>>>

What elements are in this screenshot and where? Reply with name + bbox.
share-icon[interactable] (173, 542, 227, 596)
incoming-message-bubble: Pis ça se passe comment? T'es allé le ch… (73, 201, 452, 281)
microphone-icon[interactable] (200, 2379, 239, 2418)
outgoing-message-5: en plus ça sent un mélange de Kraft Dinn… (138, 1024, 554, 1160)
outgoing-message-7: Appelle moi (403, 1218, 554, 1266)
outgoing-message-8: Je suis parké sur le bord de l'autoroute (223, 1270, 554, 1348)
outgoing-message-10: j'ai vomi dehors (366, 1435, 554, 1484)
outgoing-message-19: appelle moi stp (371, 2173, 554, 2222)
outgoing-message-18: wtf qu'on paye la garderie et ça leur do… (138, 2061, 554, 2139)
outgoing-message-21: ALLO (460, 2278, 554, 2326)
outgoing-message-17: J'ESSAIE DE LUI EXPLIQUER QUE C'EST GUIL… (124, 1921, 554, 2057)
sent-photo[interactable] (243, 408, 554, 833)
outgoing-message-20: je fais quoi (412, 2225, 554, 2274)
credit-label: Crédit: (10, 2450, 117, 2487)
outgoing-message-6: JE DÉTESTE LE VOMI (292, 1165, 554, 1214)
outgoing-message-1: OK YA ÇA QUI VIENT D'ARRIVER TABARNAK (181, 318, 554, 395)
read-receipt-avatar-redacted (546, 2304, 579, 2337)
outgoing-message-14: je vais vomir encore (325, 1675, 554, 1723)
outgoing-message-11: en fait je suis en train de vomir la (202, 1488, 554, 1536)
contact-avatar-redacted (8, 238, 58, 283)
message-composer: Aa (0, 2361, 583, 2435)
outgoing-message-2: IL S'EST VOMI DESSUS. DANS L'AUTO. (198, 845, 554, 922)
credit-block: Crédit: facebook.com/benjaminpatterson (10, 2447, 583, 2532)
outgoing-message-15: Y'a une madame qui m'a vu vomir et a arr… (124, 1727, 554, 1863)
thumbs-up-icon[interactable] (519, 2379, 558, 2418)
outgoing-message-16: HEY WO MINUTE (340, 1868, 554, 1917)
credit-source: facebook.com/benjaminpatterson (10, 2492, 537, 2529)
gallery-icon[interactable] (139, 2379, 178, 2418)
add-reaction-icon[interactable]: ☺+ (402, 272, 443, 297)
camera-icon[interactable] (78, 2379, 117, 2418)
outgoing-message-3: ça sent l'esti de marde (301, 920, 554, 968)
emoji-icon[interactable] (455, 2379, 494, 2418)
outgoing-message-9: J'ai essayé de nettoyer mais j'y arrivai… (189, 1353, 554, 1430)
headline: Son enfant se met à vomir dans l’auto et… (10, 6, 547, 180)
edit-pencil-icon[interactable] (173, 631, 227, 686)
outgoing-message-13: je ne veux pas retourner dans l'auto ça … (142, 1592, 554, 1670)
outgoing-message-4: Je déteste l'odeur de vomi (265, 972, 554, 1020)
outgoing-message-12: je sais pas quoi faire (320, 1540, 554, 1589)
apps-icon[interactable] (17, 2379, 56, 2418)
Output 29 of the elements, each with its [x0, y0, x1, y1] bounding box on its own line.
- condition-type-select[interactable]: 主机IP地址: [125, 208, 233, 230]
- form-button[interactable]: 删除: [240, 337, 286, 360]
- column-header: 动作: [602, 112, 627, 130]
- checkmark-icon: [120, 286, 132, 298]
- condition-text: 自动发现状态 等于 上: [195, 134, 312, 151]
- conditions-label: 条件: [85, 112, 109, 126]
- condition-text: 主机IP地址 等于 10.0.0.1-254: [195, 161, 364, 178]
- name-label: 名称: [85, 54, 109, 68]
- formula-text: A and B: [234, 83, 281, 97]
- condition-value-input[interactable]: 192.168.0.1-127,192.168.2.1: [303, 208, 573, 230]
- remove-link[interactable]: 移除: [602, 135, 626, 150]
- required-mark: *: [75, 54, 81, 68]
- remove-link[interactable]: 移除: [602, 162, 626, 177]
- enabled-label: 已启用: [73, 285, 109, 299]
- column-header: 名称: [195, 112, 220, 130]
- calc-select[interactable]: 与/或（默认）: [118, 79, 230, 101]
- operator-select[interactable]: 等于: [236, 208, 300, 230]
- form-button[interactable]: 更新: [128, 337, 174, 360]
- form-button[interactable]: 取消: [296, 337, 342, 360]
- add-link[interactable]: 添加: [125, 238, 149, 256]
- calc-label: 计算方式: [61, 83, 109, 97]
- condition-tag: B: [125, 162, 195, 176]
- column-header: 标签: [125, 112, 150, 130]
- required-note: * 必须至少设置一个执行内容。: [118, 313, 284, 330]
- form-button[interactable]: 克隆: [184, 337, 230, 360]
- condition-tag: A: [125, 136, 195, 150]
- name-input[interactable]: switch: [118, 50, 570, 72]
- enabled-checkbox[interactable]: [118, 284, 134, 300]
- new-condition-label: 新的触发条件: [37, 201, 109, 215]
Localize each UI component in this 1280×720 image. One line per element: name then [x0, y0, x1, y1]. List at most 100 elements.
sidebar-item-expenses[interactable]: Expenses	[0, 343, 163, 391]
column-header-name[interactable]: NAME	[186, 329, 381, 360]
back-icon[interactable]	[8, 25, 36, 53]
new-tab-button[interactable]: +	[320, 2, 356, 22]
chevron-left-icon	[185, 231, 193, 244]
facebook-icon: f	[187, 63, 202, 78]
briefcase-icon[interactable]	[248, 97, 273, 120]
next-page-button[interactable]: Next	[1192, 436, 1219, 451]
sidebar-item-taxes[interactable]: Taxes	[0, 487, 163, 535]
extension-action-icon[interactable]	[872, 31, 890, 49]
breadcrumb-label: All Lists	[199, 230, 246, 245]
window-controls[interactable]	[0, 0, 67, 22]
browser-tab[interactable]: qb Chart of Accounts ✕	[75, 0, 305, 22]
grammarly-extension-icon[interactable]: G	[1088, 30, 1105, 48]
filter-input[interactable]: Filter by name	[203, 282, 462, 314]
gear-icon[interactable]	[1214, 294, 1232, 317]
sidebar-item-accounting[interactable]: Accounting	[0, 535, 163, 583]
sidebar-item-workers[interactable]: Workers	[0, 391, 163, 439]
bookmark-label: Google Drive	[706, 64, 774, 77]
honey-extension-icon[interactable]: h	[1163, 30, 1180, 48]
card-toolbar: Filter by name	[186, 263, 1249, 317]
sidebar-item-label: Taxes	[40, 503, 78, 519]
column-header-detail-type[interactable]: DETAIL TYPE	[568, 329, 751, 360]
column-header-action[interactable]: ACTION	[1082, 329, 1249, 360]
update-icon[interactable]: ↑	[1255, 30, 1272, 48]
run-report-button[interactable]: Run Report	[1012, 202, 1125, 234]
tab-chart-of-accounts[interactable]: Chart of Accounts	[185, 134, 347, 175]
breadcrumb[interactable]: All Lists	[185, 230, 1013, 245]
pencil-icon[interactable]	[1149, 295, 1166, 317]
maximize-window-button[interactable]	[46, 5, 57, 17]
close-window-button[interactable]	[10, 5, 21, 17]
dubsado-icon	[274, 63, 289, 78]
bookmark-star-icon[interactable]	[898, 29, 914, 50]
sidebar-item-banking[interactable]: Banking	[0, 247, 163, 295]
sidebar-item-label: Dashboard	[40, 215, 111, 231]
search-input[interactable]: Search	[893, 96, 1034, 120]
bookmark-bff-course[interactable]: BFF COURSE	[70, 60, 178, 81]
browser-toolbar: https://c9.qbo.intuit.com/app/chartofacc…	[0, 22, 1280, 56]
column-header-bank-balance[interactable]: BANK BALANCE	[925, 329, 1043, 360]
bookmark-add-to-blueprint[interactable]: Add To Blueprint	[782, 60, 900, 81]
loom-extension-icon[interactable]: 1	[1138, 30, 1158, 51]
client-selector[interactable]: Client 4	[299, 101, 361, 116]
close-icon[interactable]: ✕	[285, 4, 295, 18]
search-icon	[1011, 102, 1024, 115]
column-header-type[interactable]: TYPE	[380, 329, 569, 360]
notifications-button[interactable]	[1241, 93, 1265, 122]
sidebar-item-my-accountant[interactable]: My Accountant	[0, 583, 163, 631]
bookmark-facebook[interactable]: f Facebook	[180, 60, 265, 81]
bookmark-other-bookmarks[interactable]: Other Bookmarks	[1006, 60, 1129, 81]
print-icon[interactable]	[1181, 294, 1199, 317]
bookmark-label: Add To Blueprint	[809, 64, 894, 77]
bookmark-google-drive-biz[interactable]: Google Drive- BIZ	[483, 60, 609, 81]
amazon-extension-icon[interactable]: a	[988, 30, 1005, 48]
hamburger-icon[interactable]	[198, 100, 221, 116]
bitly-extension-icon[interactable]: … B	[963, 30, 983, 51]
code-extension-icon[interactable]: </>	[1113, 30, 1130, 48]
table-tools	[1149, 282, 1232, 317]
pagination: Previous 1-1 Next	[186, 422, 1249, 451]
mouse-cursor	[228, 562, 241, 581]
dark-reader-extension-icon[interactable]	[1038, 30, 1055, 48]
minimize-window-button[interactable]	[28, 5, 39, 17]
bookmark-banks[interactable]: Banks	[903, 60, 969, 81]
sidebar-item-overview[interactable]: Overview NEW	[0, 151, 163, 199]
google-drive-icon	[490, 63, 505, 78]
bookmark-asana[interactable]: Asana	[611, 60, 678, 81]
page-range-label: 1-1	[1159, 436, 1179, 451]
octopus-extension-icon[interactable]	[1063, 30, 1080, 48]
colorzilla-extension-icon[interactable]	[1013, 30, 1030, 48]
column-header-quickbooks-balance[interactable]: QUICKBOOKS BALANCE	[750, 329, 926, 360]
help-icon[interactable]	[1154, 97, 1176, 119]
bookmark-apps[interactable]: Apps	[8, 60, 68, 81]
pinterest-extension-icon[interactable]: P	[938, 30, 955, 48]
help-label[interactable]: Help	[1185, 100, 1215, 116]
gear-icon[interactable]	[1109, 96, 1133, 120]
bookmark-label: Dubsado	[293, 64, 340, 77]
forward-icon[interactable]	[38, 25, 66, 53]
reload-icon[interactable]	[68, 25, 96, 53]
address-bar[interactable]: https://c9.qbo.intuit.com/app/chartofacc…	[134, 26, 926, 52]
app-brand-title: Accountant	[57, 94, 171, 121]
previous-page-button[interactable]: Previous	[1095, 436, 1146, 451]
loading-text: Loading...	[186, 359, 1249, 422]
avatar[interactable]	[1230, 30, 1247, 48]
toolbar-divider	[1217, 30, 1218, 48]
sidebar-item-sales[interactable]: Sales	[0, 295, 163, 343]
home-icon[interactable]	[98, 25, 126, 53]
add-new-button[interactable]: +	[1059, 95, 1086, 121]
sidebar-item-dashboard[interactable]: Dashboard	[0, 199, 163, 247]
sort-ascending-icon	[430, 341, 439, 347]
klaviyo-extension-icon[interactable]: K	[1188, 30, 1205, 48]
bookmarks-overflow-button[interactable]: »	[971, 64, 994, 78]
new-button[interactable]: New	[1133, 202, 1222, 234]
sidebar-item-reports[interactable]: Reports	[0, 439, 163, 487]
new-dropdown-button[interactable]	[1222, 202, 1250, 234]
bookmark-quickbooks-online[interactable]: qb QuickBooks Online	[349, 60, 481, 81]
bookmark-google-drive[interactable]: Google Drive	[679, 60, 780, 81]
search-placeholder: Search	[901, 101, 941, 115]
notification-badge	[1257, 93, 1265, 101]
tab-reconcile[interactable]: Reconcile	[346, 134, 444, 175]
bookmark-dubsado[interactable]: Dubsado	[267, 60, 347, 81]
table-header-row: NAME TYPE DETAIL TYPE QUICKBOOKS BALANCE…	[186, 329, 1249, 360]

<<<

» PROBLEM STATEMENT
Copy out the data word for word, from its first line through the line that contains "microphone-icon[interactable] (200, 2379, 239, 2418)", with both of those lines included.

» EXERCISE ANSWER
What elements are in this screenshot and where? Reply with name + bbox.
share-icon[interactable] (173, 542, 227, 596)
incoming-message-bubble: Pis ça se passe comment? T'es allé le ch… (73, 201, 452, 281)
microphone-icon[interactable] (200, 2379, 239, 2418)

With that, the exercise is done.